WHAT IS NEEDED - Take the material below and retype it in full; pictures are left out.
## begin SOURCE MATERIAL
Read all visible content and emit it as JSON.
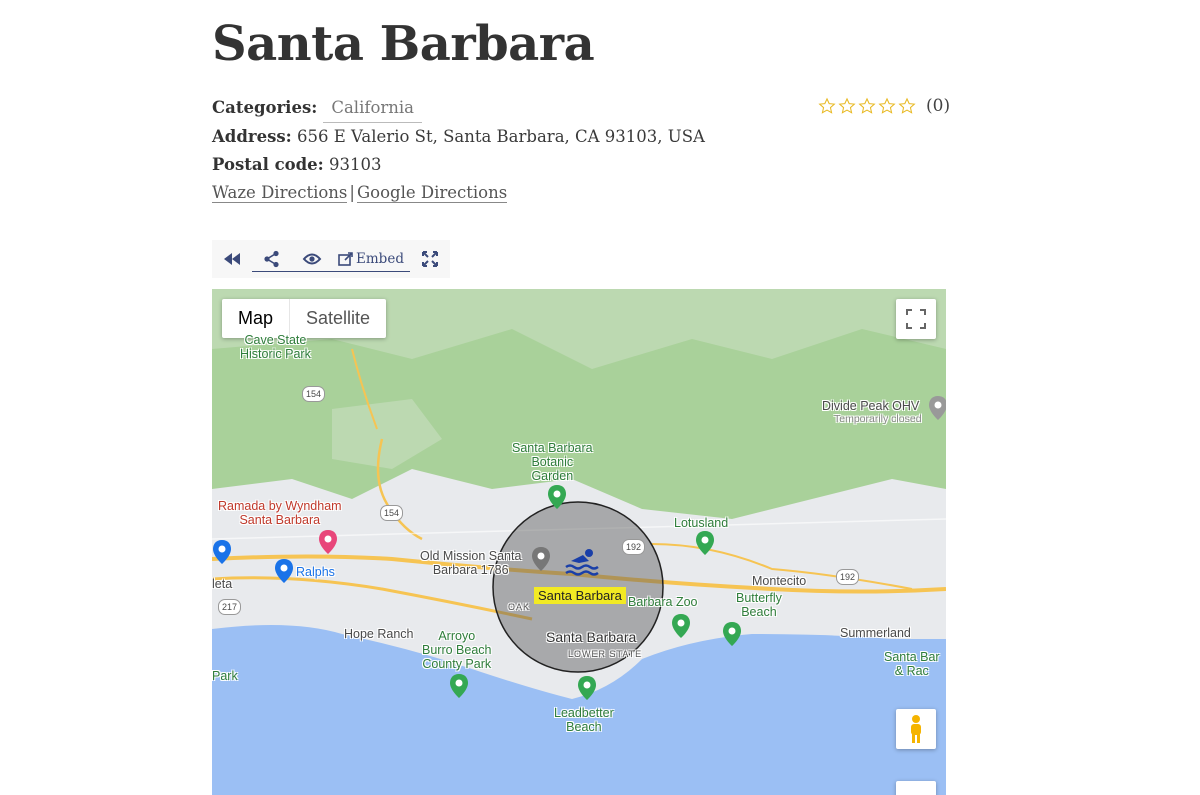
{
  "page": {
    "title": "Santa Barbara",
    "categories_label": "Categories:",
    "category": "California",
    "address_label": "Address:",
    "address": "656 E Valerio St, Santa Barbara, CA 93103, USA",
    "postal_label": "Postal code:",
    "postal_code": "93103",
    "waze_link": "Waze Directions",
    "separator": "|",
    "google_link": "Google Directions"
  },
  "rating": {
    "stars_filled": 0,
    "stars_total": 5,
    "count_text": "(0)",
    "star_color": "#e8b923"
  },
  "toolbar": {
    "back_icon": "rewind-icon",
    "share_icon": "share-icon",
    "eye_icon": "eye-icon",
    "embed_label": "Embed",
    "fullscreen_icon": "arrows-expand-icon",
    "accent": "#3b4a7a"
  },
  "map": {
    "type_map": "Map",
    "type_satellite": "Satellite",
    "marker_label": "Santa Barbara",
    "labels": {
      "cave": "Cave State\nHistoric Park",
      "divide": "Divide Peak OHV",
      "divide_sub": "Temporarily closed",
      "botanic": "Santa Barbara\nBotanic\nGarden",
      "ramada": "Ramada by Wyndham\nSanta Barbara",
      "lotusland": "Lotusland",
      "mission": "Old Mission Santa\nBarbara 1786",
      "ralphs": "Ralphs",
      "montecito": "Montecito",
      "leta": "leta",
      "zoo": "Barbara Zoo",
      "butterfly": "Butterfly\nBeach",
      "hope": "Hope Ranch",
      "arroyo": "Arroyo\nBurro Beach\nCounty Park",
      "sb": "Santa Barbara",
      "lower": "LOWER STATE",
      "oak": "OAK",
      "summerland": "Summerland",
      "sbrac": "Santa Bar\n& Rac",
      "park": "Park",
      "leadbetter": "Leadbetter\nBeach",
      "r154a": "154",
      "r154b": "154",
      "r192a": "192",
      "r192b": "192",
      "r217": "217"
    },
    "colors": {
      "water": "#9bbff4",
      "land": "#e8eaed",
      "forest": "#a9d19a",
      "road": "#f6c453",
      "circle": "rgba(90,90,90,0.45)"
    }
  }
}
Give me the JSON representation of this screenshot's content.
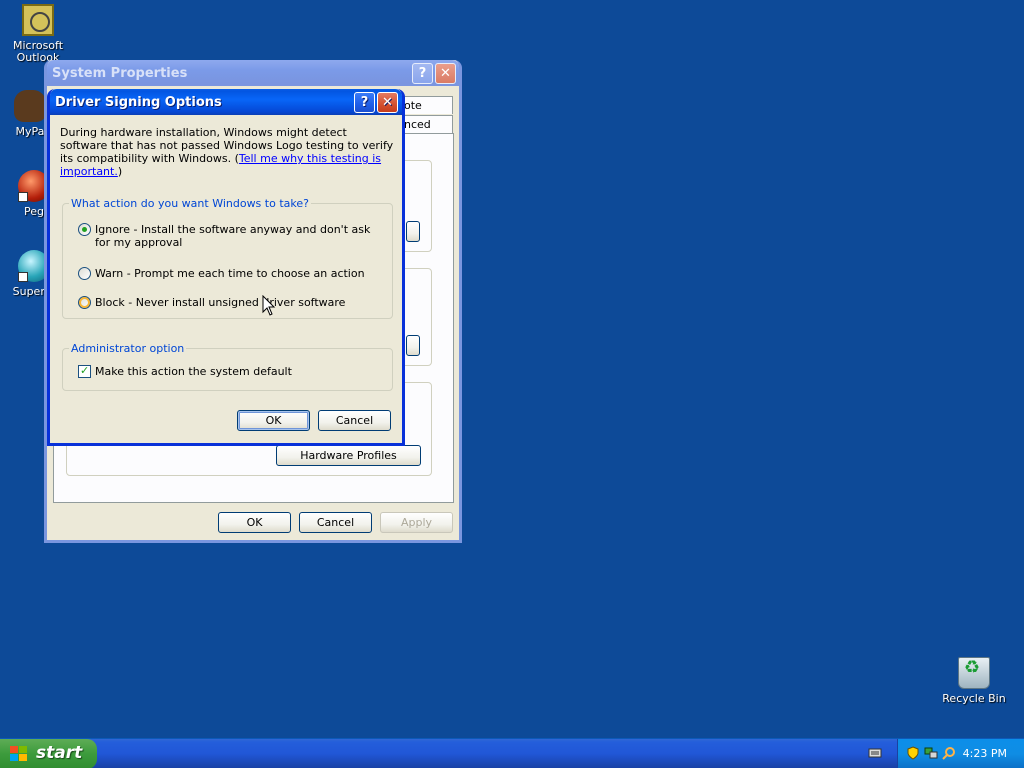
{
  "desktop": {
    "icons": [
      {
        "label": "Microsoft Outlook",
        "icon": "outlook-icon"
      },
      {
        "label": "MyPa",
        "icon": "mypal-icon"
      },
      {
        "label": "Peg",
        "icon": "pegasus-icon"
      },
      {
        "label": "Superm",
        "icon": "supermium-icon"
      },
      {
        "label": "Recycle Bin",
        "icon": "recycle-bin-icon"
      }
    ]
  },
  "system_properties": {
    "title": "System Properties",
    "help_symbol": "?",
    "close_symbol": "✕",
    "tabs": [
      "ote",
      "nced"
    ],
    "hardware_profiles_label": "Hardware Profiles",
    "ok_label": "OK",
    "cancel_label": "Cancel",
    "apply_label": "Apply"
  },
  "driver_signing": {
    "title": "Driver Signing Options",
    "help_symbol": "?",
    "close_symbol": "✕",
    "description": "During hardware installation, Windows might detect software that has not passed Windows Logo testing to verify its compatibility with Windows. (",
    "link_text": "Tell me why this testing is important.",
    "description_end": ")",
    "action_group_label": "What action do you want Windows to take?",
    "options": [
      {
        "label": "Ignore - Install the software anyway and don't ask for my approval",
        "checked": true
      },
      {
        "label": "Warn - Prompt me each time to choose an action",
        "checked": false
      },
      {
        "label": "Block - Never install unsigned driver software",
        "checked": false
      }
    ],
    "admin_group_label": "Administrator option",
    "default_checkbox_label": "Make this action the system default",
    "default_checked": true,
    "ok_label": "OK",
    "cancel_label": "Cancel"
  },
  "taskbar": {
    "start_label": "start",
    "clock": "4:23 PM",
    "tray_icons": [
      "keyboard-icon",
      "security-shield-icon",
      "network-icon",
      "search-icon"
    ]
  }
}
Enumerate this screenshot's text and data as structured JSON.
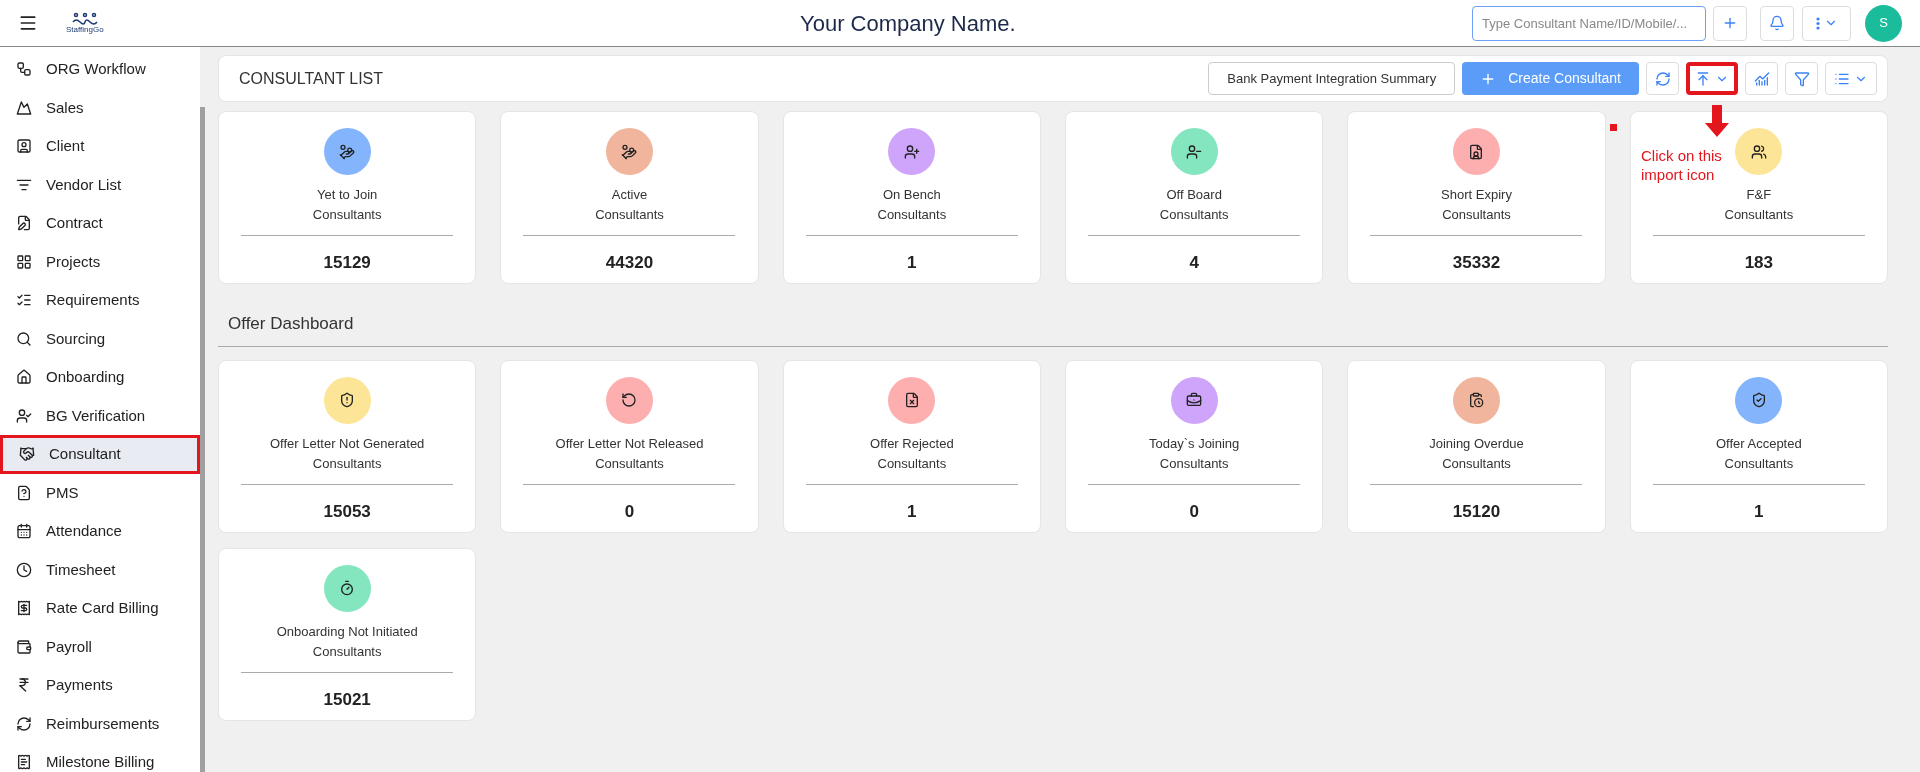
## end SOURCE MATERIAL
RESULT FOR THIS TASK -
Read all visible content and emit it as JSON.
{
  "page": {
    "title": "Santa Barbara",
    "categories_label": "Categories:",
    "category": "California",
    "address_label": "Address:",
    "address": "656 E Valerio St, Santa Barbara, CA 93103, USA",
    "postal_label": "Postal code:",
    "postal_code": "93103",
    "waze_link": "Waze Directions",
    "separator": "|",
    "google_link": "Google Directions"
  },
  "rating": {
    "stars_filled": 0,
    "stars_total": 5,
    "count_text": "(0)",
    "star_color": "#e8b923"
  },
  "toolbar": {
    "back_icon": "rewind-icon",
    "share_icon": "share-icon",
    "eye_icon": "eye-icon",
    "embed_label": "Embed",
    "fullscreen_icon": "arrows-expand-icon",
    "accent": "#3b4a7a"
  },
  "map": {
    "type_map": "Map",
    "type_satellite": "Satellite",
    "marker_label": "Santa Barbara",
    "labels": {
      "cave": "Cave State\nHistoric Park",
      "divide": "Divide Peak OHV",
      "divide_sub": "Temporarily closed",
      "botanic": "Santa Barbara\nBotanic\nGarden",
      "ramada": "Ramada by Wyndham\nSanta Barbara",
      "lotusland": "Lotusland",
      "mission": "Old Mission Santa\nBarbara 1786",
      "ralphs": "Ralphs",
      "montecito": "Montecito",
      "leta": "leta",
      "zoo": "Barbara Zoo",
      "butterfly": "Butterfly\nBeach",
      "hope": "Hope Ranch",
      "arroyo": "Arroyo\nBurro Beach\nCounty Park",
      "sb": "Santa Barbara",
      "lower": "LOWER STATE",
      "oak": "OAK",
      "summerland": "Summerland",
      "sbrac": "Santa Bar\n& Rac",
      "park": "Park",
      "leadbetter": "Leadbetter\nBeach",
      "r154a": "154",
      "r154b": "154",
      "r192a": "192",
      "r192b": "192",
      "r217": "217"
    },
    "colors": {
      "water": "#9bbff4",
      "land": "#e8eaed",
      "forest": "#a9d19a",
      "road": "#f6c453",
      "circle": "rgba(90,90,90,0.45)"
    }
  }
}
Give me the JSON representation of this screenshot's content.
{
  "desktop": {
    "icons": [
      {
        "label": "Microsoft Outlook",
        "icon": "outlook-icon"
      },
      {
        "label": "MyPa",
        "icon": "mypal-icon"
      },
      {
        "label": "Peg",
        "icon": "pegasus-icon"
      },
      {
        "label": "Superm",
        "icon": "supermium-icon"
      },
      {
        "label": "Recycle Bin",
        "icon": "recycle-bin-icon"
      }
    ]
  },
  "system_properties": {
    "title": "System Properties",
    "help_symbol": "?",
    "close_symbol": "✕",
    "tabs": [
      "ote",
      "nced"
    ],
    "hardware_profiles_label": "Hardware Profiles",
    "ok_label": "OK",
    "cancel_label": "Cancel",
    "apply_label": "Apply"
  },
  "driver_signing": {
    "title": "Driver Signing Options",
    "help_symbol": "?",
    "close_symbol": "✕",
    "description": "During hardware installation, Windows might detect software that has not passed Windows Logo testing to verify its compatibility with Windows. (",
    "link_text": "Tell me why this testing is important.",
    "description_end": ")",
    "action_group_label": "What action do you want Windows to take?",
    "options": [
      {
        "label": "Ignore - Install the software anyway and don't ask for my approval",
        "checked": true
      },
      {
        "label": "Warn - Prompt me each time to choose an action",
        "checked": false
      },
      {
        "label": "Block - Never install unsigned driver software",
        "checked": false
      }
    ],
    "admin_group_label": "Administrator option",
    "default_checkbox_label": "Make this action the system default",
    "default_checked": true,
    "ok_label": "OK",
    "cancel_label": "Cancel"
  },
  "taskbar": {
    "start_label": "start",
    "clock": "4:23 PM",
    "tray_icons": [
      "keyboard-icon",
      "security-shield-icon",
      "network-icon",
      "search-icon"
    ]
  }
}
Enumerate this screenshot's text and data as structured JSON.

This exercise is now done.